**Data records**:
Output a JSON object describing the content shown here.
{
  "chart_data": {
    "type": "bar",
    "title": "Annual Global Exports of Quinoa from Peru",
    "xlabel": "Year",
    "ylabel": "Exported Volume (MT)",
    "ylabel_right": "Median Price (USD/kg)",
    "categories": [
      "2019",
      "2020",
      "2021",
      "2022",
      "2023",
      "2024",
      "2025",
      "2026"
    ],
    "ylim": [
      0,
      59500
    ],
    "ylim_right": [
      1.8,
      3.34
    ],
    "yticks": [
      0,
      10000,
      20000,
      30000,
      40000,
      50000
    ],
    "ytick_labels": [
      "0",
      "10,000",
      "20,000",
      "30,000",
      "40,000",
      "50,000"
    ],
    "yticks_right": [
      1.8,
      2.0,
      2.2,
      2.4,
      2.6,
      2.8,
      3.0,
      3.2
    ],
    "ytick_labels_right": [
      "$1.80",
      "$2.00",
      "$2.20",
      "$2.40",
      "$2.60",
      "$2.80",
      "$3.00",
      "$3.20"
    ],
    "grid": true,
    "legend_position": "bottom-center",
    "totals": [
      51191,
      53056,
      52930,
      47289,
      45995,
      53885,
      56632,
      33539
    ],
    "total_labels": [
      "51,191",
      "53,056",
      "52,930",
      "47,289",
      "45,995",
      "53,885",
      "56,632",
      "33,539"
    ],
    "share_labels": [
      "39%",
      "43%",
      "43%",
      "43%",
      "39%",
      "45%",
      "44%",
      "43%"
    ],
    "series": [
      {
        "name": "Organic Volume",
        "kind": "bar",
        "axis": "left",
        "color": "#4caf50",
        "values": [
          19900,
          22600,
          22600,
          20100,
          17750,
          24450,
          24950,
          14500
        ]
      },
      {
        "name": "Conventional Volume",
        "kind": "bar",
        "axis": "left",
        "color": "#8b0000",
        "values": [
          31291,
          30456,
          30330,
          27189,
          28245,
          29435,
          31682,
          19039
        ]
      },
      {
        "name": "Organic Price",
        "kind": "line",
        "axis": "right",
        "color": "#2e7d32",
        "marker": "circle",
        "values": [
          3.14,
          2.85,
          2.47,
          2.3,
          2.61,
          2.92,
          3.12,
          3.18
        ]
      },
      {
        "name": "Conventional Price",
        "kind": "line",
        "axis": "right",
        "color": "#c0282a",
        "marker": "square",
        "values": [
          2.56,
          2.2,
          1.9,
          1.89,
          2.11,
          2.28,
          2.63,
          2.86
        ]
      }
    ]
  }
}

**Task statement**:
Of the lines in the material, how many hold the word "Price"? Reply with the number only.

**Final result**:
3